##### Supplied data #####

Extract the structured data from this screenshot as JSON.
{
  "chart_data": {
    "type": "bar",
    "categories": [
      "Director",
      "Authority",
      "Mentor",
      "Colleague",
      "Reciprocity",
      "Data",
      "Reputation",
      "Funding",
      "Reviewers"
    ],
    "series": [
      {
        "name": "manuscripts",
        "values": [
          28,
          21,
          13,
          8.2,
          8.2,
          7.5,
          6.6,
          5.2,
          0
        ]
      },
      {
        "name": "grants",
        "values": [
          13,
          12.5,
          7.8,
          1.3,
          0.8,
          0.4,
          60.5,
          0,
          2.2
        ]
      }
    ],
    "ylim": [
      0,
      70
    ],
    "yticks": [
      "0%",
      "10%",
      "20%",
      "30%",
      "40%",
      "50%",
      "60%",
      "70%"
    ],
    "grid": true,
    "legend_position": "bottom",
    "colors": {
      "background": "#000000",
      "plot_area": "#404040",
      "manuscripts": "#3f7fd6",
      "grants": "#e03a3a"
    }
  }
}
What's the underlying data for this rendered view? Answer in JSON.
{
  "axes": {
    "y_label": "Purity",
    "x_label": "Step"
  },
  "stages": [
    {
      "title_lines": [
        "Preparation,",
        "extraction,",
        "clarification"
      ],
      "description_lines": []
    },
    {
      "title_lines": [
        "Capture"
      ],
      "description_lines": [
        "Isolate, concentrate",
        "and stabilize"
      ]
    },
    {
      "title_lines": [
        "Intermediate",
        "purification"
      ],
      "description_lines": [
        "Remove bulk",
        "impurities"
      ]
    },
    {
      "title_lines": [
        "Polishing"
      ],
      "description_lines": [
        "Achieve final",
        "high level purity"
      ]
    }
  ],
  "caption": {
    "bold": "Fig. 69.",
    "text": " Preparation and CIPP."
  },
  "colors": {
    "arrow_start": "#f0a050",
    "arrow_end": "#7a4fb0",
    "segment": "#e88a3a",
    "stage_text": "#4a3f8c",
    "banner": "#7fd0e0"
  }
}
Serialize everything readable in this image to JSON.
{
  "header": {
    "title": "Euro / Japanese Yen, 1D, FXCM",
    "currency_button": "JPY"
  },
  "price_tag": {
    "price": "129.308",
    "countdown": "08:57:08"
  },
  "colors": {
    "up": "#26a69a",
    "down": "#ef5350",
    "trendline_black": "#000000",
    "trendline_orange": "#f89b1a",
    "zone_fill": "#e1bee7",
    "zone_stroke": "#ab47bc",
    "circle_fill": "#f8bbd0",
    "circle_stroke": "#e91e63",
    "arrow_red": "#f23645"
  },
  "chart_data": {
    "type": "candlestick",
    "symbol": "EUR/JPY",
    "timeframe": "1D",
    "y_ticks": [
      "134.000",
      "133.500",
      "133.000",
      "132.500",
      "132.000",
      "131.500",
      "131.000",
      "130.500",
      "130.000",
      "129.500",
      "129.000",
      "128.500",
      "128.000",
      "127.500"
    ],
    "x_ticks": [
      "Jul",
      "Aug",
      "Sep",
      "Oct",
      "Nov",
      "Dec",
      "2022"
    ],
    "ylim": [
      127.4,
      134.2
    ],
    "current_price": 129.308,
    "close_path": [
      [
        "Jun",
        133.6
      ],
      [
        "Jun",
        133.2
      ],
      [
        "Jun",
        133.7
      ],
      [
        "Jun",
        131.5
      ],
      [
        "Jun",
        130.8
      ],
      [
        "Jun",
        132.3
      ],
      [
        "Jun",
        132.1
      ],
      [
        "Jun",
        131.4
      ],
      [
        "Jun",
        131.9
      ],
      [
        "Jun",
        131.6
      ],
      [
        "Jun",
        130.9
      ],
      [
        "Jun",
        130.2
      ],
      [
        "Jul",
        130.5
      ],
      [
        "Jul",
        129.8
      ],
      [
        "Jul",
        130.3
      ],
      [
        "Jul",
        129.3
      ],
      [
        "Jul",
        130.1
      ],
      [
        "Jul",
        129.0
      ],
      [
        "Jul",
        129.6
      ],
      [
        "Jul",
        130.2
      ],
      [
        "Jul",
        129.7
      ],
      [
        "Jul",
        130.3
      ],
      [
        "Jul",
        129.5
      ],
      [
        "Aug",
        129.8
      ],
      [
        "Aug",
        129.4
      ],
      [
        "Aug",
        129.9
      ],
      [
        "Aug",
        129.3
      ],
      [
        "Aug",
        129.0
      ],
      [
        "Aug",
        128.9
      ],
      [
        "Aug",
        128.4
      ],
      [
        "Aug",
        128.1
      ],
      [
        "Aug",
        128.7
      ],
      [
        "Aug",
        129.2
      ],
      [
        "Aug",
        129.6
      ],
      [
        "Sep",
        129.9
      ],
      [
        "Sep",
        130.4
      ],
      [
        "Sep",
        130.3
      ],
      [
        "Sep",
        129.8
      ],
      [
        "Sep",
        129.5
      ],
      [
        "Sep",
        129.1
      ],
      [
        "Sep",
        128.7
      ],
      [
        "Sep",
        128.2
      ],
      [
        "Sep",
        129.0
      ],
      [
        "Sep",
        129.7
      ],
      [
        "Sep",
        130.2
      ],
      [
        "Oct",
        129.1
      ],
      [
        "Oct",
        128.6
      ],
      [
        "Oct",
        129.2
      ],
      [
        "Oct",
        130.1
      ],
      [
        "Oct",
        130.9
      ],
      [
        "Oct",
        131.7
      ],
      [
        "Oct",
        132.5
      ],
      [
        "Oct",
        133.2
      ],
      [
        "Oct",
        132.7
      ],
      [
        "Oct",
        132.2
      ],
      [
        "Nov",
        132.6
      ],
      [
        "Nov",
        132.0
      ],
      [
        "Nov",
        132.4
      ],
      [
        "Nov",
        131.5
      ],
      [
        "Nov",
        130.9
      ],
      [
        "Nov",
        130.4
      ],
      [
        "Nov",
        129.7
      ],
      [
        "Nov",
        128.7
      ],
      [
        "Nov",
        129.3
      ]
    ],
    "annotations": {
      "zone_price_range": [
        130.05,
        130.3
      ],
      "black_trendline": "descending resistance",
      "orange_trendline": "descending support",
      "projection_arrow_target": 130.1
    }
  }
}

#####

§ Set exercise
From the data, list each line in which the string "Preparation" appears.

§ Task solution
        "Preparation,",
    "text": " Preparation and CIPP."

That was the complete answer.